PROBLEM TO SOLVE: Give the number of lines in the records below that include "reads". Reply with that number alone.

━━━━

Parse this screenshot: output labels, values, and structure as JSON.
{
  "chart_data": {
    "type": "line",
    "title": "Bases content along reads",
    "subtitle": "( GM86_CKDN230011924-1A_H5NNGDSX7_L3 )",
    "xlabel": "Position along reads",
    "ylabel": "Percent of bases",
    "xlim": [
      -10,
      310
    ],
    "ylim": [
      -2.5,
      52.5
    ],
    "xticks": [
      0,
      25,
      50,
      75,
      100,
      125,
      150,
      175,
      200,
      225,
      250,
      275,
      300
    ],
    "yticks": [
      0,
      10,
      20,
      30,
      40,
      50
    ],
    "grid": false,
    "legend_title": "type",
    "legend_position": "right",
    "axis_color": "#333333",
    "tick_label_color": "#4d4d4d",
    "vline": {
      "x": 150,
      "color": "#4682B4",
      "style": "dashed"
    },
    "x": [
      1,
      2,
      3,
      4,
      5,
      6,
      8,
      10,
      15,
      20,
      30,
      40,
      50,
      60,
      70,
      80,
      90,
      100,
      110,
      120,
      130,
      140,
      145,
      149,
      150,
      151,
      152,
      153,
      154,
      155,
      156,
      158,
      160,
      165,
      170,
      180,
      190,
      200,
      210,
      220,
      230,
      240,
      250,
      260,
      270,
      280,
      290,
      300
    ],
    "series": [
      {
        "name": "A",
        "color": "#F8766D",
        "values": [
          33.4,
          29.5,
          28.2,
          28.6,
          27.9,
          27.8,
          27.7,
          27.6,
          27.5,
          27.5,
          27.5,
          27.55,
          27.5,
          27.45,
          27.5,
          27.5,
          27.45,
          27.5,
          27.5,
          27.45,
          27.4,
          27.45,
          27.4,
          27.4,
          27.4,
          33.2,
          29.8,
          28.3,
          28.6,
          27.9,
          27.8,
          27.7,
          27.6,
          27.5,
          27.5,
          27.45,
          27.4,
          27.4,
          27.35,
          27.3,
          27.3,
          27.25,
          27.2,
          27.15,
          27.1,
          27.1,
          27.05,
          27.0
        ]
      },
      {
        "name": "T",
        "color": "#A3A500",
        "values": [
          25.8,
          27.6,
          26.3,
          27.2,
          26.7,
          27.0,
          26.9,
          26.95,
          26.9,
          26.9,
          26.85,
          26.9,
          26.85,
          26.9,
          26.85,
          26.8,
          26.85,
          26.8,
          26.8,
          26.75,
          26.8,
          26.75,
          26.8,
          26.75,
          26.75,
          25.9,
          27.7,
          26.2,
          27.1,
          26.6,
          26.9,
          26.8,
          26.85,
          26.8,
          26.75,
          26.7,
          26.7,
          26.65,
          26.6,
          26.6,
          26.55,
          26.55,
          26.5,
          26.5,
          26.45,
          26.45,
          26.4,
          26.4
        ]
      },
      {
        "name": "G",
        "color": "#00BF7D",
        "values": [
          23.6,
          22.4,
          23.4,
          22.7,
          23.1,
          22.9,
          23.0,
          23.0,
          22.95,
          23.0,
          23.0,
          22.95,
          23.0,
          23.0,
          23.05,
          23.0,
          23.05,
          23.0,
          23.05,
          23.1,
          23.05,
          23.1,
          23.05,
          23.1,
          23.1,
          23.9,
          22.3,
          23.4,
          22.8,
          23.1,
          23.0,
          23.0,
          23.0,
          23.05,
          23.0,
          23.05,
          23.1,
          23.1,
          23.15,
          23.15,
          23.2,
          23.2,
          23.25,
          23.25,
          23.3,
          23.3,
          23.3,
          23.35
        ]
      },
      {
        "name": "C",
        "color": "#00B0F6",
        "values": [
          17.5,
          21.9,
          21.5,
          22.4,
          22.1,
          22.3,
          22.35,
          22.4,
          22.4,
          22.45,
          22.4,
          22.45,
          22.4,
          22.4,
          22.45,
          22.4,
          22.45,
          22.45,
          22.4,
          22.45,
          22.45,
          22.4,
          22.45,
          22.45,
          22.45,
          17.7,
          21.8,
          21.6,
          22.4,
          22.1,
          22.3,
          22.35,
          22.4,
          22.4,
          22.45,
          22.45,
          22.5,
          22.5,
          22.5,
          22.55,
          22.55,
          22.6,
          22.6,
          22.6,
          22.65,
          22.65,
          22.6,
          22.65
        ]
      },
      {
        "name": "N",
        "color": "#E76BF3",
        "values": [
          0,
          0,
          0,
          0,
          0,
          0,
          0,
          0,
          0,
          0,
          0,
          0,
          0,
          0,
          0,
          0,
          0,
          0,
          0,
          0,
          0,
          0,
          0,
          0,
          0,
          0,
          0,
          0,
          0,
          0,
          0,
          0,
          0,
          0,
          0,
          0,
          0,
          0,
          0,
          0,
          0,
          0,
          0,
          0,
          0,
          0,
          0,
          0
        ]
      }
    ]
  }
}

━━━━

TASK RESPONSE: 2